> Exercise brief:
From the listing below, count the lines where the string "Employed" occurs. Give the number, with no other words.

┌─ Stored data

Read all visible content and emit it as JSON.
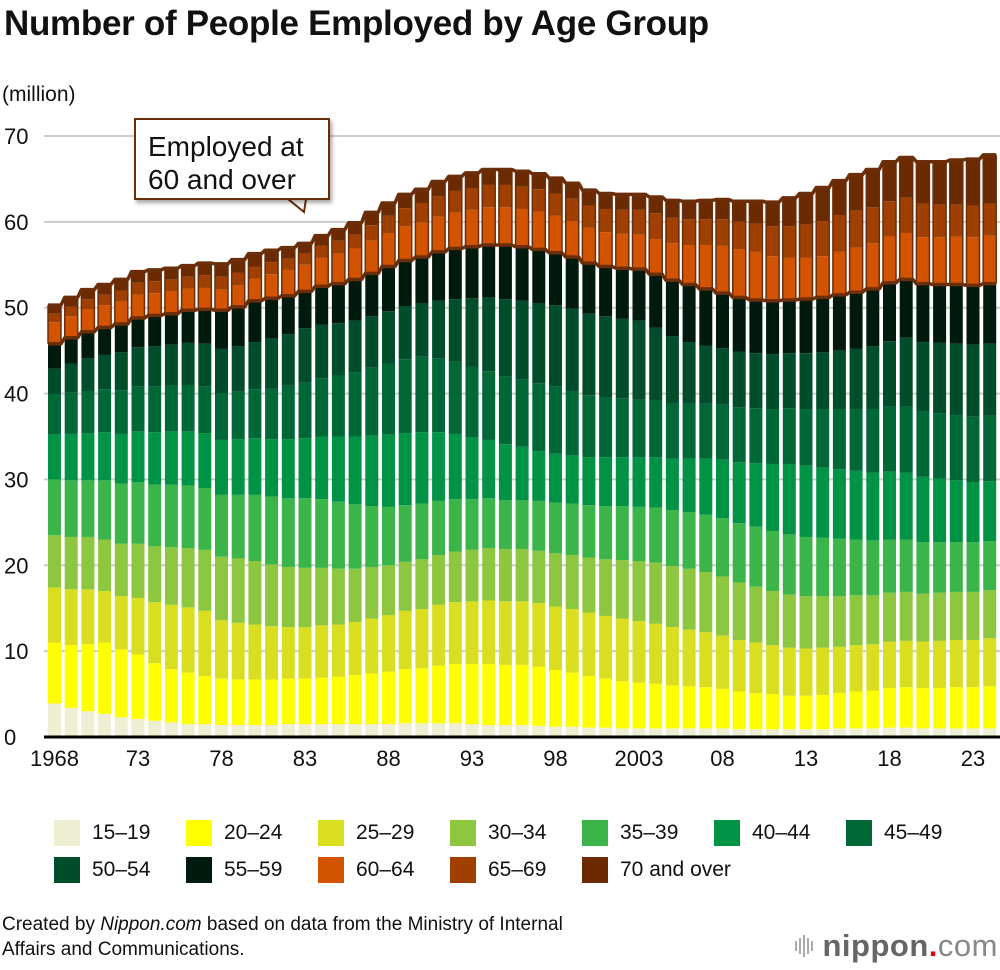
{
  "chart_data": {
    "type": "bar",
    "stacked": true,
    "title": "Number of People Employed by Age Group",
    "ylabel": "(million)",
    "xlabel": "",
    "ylim": [
      0,
      70
    ],
    "yticks": [
      0,
      10,
      20,
      30,
      40,
      50,
      60,
      70
    ],
    "grid": true,
    "legend_position": "bottom",
    "annotation": {
      "line1": "Employed at",
      "line2": "60 and over",
      "target_year": 1983
    },
    "x": [
      1968,
      1969,
      1970,
      1971,
      1972,
      1973,
      1974,
      1975,
      1976,
      1977,
      1978,
      1979,
      1980,
      1981,
      1982,
      1983,
      1984,
      1985,
      1986,
      1987,
      1988,
      1989,
      1990,
      1991,
      1992,
      1993,
      1994,
      1995,
      1996,
      1997,
      1998,
      1999,
      2000,
      2001,
      2002,
      2003,
      2004,
      2005,
      2006,
      2007,
      2008,
      2009,
      2010,
      2011,
      2012,
      2013,
      2014,
      2015,
      2016,
      2017,
      2018,
      2019,
      2020,
      2021,
      2022,
      2023,
      2024
    ],
    "xtick_labels": [
      {
        "year": 1968,
        "label": "1968"
      },
      {
        "year": 1973,
        "label": "73"
      },
      {
        "year": 1978,
        "label": "78"
      },
      {
        "year": 1983,
        "label": "83"
      },
      {
        "year": 1988,
        "label": "88"
      },
      {
        "year": 1993,
        "label": "93"
      },
      {
        "year": 1998,
        "label": "98"
      },
      {
        "year": 2003,
        "label": "2003"
      },
      {
        "year": 2008,
        "label": "08"
      },
      {
        "year": 2013,
        "label": "13"
      },
      {
        "year": 2018,
        "label": "18"
      },
      {
        "year": 2023,
        "label": "23"
      }
    ],
    "anchor_cumulative_note": "values below are per-group employment in millions, estimated from the figure",
    "series": [
      {
        "name": "15–19",
        "color": "#eeeed2",
        "values": [
          3.9,
          3.4,
          3.0,
          2.7,
          2.3,
          2.1,
          1.9,
          1.7,
          1.5,
          1.5,
          1.4,
          1.4,
          1.4,
          1.4,
          1.5,
          1.5,
          1.5,
          1.5,
          1.5,
          1.5,
          1.5,
          1.6,
          1.6,
          1.6,
          1.6,
          1.5,
          1.4,
          1.4,
          1.4,
          1.3,
          1.2,
          1.2,
          1.1,
          1.1,
          1.0,
          1.0,
          1.0,
          1.0,
          1.0,
          1.0,
          1.0,
          0.9,
          0.9,
          0.9,
          0.9,
          0.9,
          0.9,
          1.0,
          1.0,
          1.0,
          1.1,
          1.1,
          1.0,
          1.0,
          1.0,
          1.0,
          1.0
        ]
      },
      {
        "name": "20–24",
        "color": "#ffff00",
        "values": [
          7.1,
          7.3,
          7.8,
          8.3,
          7.9,
          7.5,
          6.7,
          6.2,
          6.0,
          5.6,
          5.4,
          5.3,
          5.3,
          5.3,
          5.3,
          5.3,
          5.4,
          5.5,
          5.7,
          5.9,
          6.1,
          6.3,
          6.4,
          6.7,
          6.9,
          7.0,
          7.1,
          7.0,
          7.0,
          6.9,
          6.6,
          6.3,
          6.0,
          5.7,
          5.5,
          5.3,
          5.2,
          5.0,
          4.9,
          4.8,
          4.6,
          4.4,
          4.2,
          4.1,
          3.9,
          3.9,
          4.0,
          4.1,
          4.3,
          4.4,
          4.6,
          4.7,
          4.7,
          4.7,
          4.8,
          4.8,
          4.9
        ]
      },
      {
        "name": "25–29",
        "color": "#d9df20",
        "values": [
          6.4,
          6.5,
          6.4,
          6.0,
          6.2,
          6.6,
          7.1,
          7.5,
          7.6,
          7.6,
          6.8,
          6.6,
          6.4,
          6.2,
          6.0,
          6.0,
          6.1,
          6.1,
          6.2,
          6.4,
          6.6,
          6.8,
          6.9,
          7.1,
          7.2,
          7.3,
          7.4,
          7.4,
          7.4,
          7.4,
          7.4,
          7.4,
          7.4,
          7.3,
          7.3,
          7.2,
          7.0,
          6.8,
          6.6,
          6.4,
          6.2,
          6.0,
          5.9,
          5.7,
          5.6,
          5.5,
          5.5,
          5.4,
          5.4,
          5.4,
          5.4,
          5.4,
          5.4,
          5.5,
          5.5,
          5.5,
          5.6
        ]
      },
      {
        "name": "30–34",
        "color": "#8dc63f",
        "values": [
          6.1,
          6.1,
          6.1,
          6.0,
          6.1,
          6.3,
          6.5,
          6.7,
          6.9,
          7.1,
          7.4,
          7.5,
          7.4,
          7.2,
          7.0,
          6.9,
          6.7,
          6.5,
          6.2,
          6.0,
          5.8,
          5.7,
          5.8,
          5.8,
          5.9,
          6.0,
          6.1,
          6.1,
          6.1,
          6.1,
          6.2,
          6.3,
          6.4,
          6.6,
          6.8,
          7.0,
          7.1,
          7.1,
          7.1,
          7.0,
          6.9,
          6.7,
          6.5,
          6.3,
          6.2,
          6.1,
          6.0,
          5.9,
          5.8,
          5.7,
          5.7,
          5.7,
          5.6,
          5.6,
          5.6,
          5.6,
          5.6
        ]
      },
      {
        "name": "35–39",
        "color": "#3bb44a",
        "values": [
          6.5,
          6.6,
          6.6,
          6.9,
          7.0,
          7.2,
          7.2,
          7.3,
          7.3,
          7.2,
          7.2,
          7.4,
          7.7,
          7.9,
          8.0,
          8.1,
          8.0,
          7.8,
          7.5,
          7.1,
          6.8,
          6.6,
          6.5,
          6.3,
          6.1,
          5.9,
          5.8,
          5.7,
          5.7,
          5.8,
          5.9,
          6.0,
          6.1,
          6.2,
          6.3,
          6.3,
          6.4,
          6.5,
          6.6,
          6.7,
          6.8,
          6.9,
          7.0,
          7.0,
          7.0,
          6.9,
          6.8,
          6.7,
          6.5,
          6.4,
          6.2,
          6.1,
          6.0,
          5.9,
          5.8,
          5.8,
          5.7
        ]
      },
      {
        "name": "40–44",
        "color": "#009245",
        "values": [
          5.2,
          5.4,
          5.5,
          5.6,
          5.8,
          5.9,
          6.1,
          6.2,
          6.3,
          6.4,
          6.4,
          6.5,
          6.6,
          6.7,
          6.9,
          7.0,
          7.3,
          7.6,
          7.9,
          8.2,
          8.4,
          8.4,
          8.3,
          8.0,
          7.6,
          7.2,
          6.8,
          6.5,
          6.2,
          5.8,
          5.7,
          5.6,
          5.6,
          5.7,
          5.7,
          5.8,
          5.9,
          6.0,
          6.2,
          6.5,
          6.8,
          7.1,
          7.4,
          7.8,
          8.2,
          8.3,
          8.2,
          8.1,
          8.0,
          7.9,
          7.9,
          7.8,
          7.6,
          7.4,
          7.2,
          7.0,
          7.0
        ]
      },
      {
        "name": "45–49",
        "color": "#006837",
        "values": [
          4.7,
          4.8,
          4.9,
          5.0,
          5.1,
          5.2,
          5.3,
          5.3,
          5.4,
          5.4,
          5.4,
          5.5,
          5.7,
          5.9,
          6.2,
          6.5,
          6.8,
          7.1,
          7.5,
          7.9,
          8.3,
          8.6,
          8.8,
          8.6,
          8.4,
          8.2,
          8.0,
          7.9,
          7.8,
          7.9,
          7.8,
          7.5,
          7.2,
          7.0,
          6.8,
          6.7,
          6.6,
          6.5,
          6.4,
          6.4,
          6.4,
          6.4,
          6.4,
          6.4,
          6.5,
          6.6,
          6.8,
          7.0,
          7.2,
          7.4,
          7.6,
          7.7,
          7.6,
          7.6,
          7.6,
          7.6,
          7.6
        ]
      },
      {
        "name": "50–54",
        "color": "#004d2b",
        "values": [
          3.0,
          3.4,
          3.8,
          4.0,
          4.4,
          4.6,
          4.7,
          4.8,
          4.9,
          5.0,
          5.2,
          5.3,
          5.5,
          5.8,
          6.0,
          6.3,
          6.2,
          6.1,
          6.0,
          6.0,
          6.1,
          6.2,
          6.2,
          6.7,
          7.3,
          8.0,
          8.6,
          9.0,
          9.2,
          9.3,
          9.5,
          9.6,
          9.5,
          9.4,
          9.3,
          9.2,
          8.5,
          7.8,
          7.2,
          6.8,
          6.6,
          6.5,
          6.4,
          6.4,
          6.4,
          6.5,
          6.6,
          6.8,
          7.0,
          7.3,
          7.6,
          8.0,
          8.1,
          8.2,
          8.3,
          8.4,
          8.4
        ]
      },
      {
        "name": "55–59",
        "color": "#001a0e",
        "values": [
          2.9,
          3.0,
          3.1,
          3.2,
          3.3,
          3.4,
          3.6,
          3.6,
          3.8,
          4.0,
          4.5,
          4.6,
          4.8,
          4.7,
          4.5,
          4.3,
          4.5,
          4.6,
          4.8,
          5.0,
          5.2,
          5.3,
          5.4,
          5.7,
          5.9,
          6.0,
          6.1,
          6.3,
          6.3,
          6.3,
          6.1,
          6.0,
          5.9,
          5.8,
          5.9,
          6.0,
          6.2,
          6.5,
          6.7,
          6.6,
          6.4,
          6.3,
          6.2,
          6.2,
          6.2,
          6.3,
          6.4,
          6.5,
          6.6,
          6.7,
          6.8,
          6.8,
          6.8,
          6.8,
          6.9,
          6.9,
          7.0
        ]
      },
      {
        "name": "60–64",
        "color": "#d35400",
        "values": [
          2.5,
          2.5,
          2.6,
          2.6,
          2.6,
          2.7,
          2.6,
          2.6,
          2.5,
          2.5,
          2.4,
          2.5,
          2.6,
          2.8,
          3.0,
          3.1,
          3.3,
          3.5,
          3.6,
          3.8,
          3.9,
          4.0,
          4.0,
          4.1,
          4.2,
          4.3,
          4.4,
          4.4,
          4.4,
          4.4,
          4.3,
          4.2,
          4.1,
          4.0,
          4.0,
          4.0,
          4.1,
          4.3,
          4.6,
          5.1,
          5.5,
          5.6,
          5.6,
          5.2,
          4.9,
          4.8,
          4.8,
          5.0,
          5.2,
          5.3,
          5.4,
          5.4,
          5.4,
          5.5,
          5.6,
          5.6,
          5.6
        ]
      },
      {
        "name": "65–69",
        "color": "#a04000",
        "values": [
          1.0,
          1.1,
          1.2,
          1.2,
          1.3,
          1.4,
          1.4,
          1.4,
          1.4,
          1.5,
          1.5,
          1.5,
          1.4,
          1.4,
          1.3,
          1.3,
          1.4,
          1.5,
          1.6,
          1.8,
          2.0,
          2.1,
          2.3,
          2.4,
          2.5,
          2.5,
          2.6,
          2.6,
          2.6,
          2.6,
          2.6,
          2.6,
          2.6,
          2.7,
          2.8,
          2.9,
          3.0,
          3.0,
          3.0,
          3.0,
          3.1,
          3.2,
          3.3,
          3.5,
          3.7,
          3.9,
          4.1,
          4.3,
          4.3,
          4.2,
          4.1,
          4.1,
          3.9,
          3.8,
          3.7,
          3.7,
          3.7
        ]
      },
      {
        "name": "70 and over",
        "color": "#6b2a00",
        "values": [
          1.0,
          1.1,
          1.1,
          1.2,
          1.3,
          1.3,
          1.3,
          1.3,
          1.3,
          1.4,
          1.5,
          1.5,
          1.5,
          1.4,
          1.3,
          1.2,
          1.2,
          1.3,
          1.4,
          1.5,
          1.5,
          1.6,
          1.6,
          1.7,
          1.7,
          1.8,
          1.8,
          1.8,
          1.8,
          1.8,
          1.8,
          1.8,
          1.8,
          1.8,
          1.8,
          1.8,
          1.9,
          2.0,
          2.1,
          2.2,
          2.3,
          2.4,
          2.6,
          2.8,
          3.3,
          3.6,
          3.9,
          4.0,
          4.2,
          4.4,
          4.6,
          4.7,
          4.9,
          5.0,
          5.2,
          5.4,
          5.7
        ]
      }
    ]
  },
  "header": {
    "title": "Number of People Employed by Age Group",
    "unit": "(million)"
  },
  "callout": {
    "line1": "Employed at",
    "line2": "60 and over"
  },
  "legend": {
    "items": [
      {
        "label": "15–19",
        "color": "#eeeed2"
      },
      {
        "label": "20–24",
        "color": "#ffff00"
      },
      {
        "label": "25–29",
        "color": "#d9df20"
      },
      {
        "label": "30–34",
        "color": "#8dc63f"
      },
      {
        "label": "35–39",
        "color": "#3bb44a"
      },
      {
        "label": "40–44",
        "color": "#009245"
      },
      {
        "label": "45–49",
        "color": "#006837"
      },
      {
        "label": "50–54",
        "color": "#004d2b"
      },
      {
        "label": "55–59",
        "color": "#001a0e"
      },
      {
        "label": "60–64",
        "color": "#d35400"
      },
      {
        "label": "65–69",
        "color": "#a04000"
      },
      {
        "label": "70 and over",
        "color": "#6b2a00"
      }
    ]
  },
  "footer": {
    "source_prefix": "Created by ",
    "source_brand": "Nippon.com",
    "source_rest": " based on data from the Ministry of Internal",
    "source_line2": "Affairs and Communications.",
    "logo_main": "nippon",
    "logo_dot": ".",
    "logo_suffix": "com"
  },
  "colors": {
    "outline_60plus": "#6b2e0b",
    "grid": "#cccccc",
    "axis": "#000000"
  }
}
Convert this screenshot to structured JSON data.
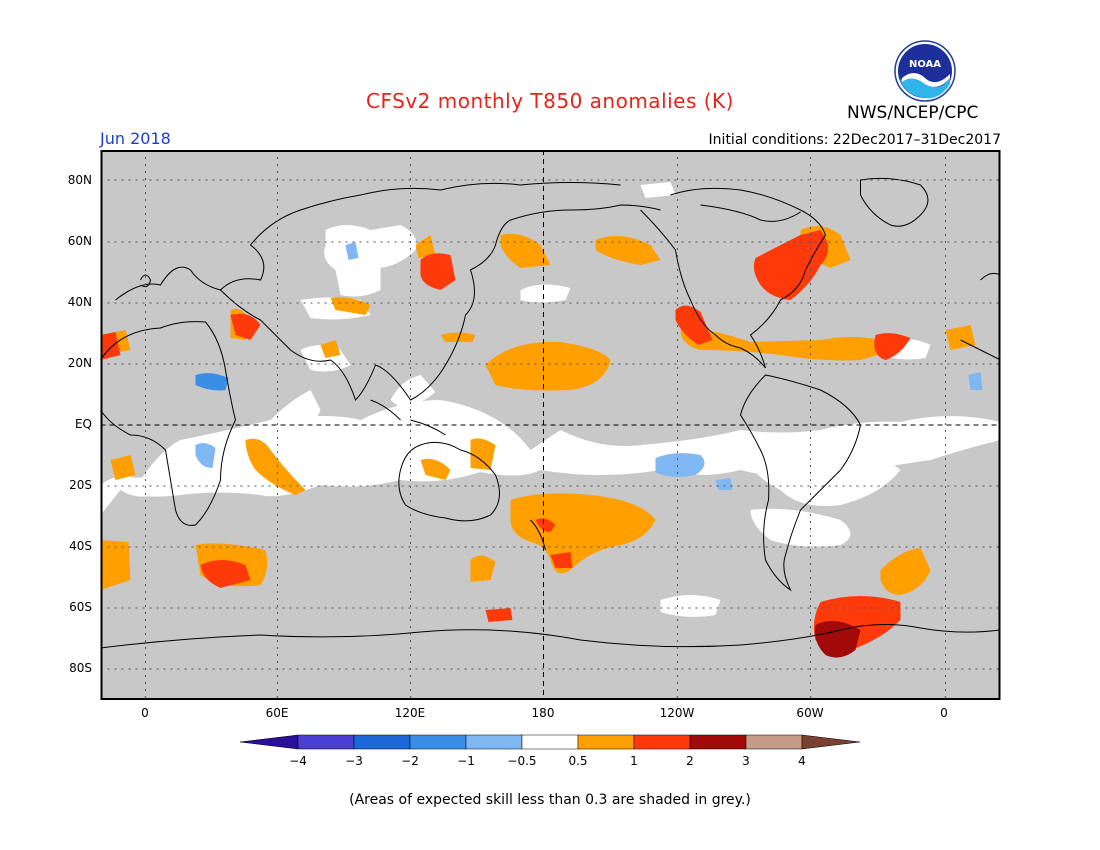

└─

> Answer to the exercise:
4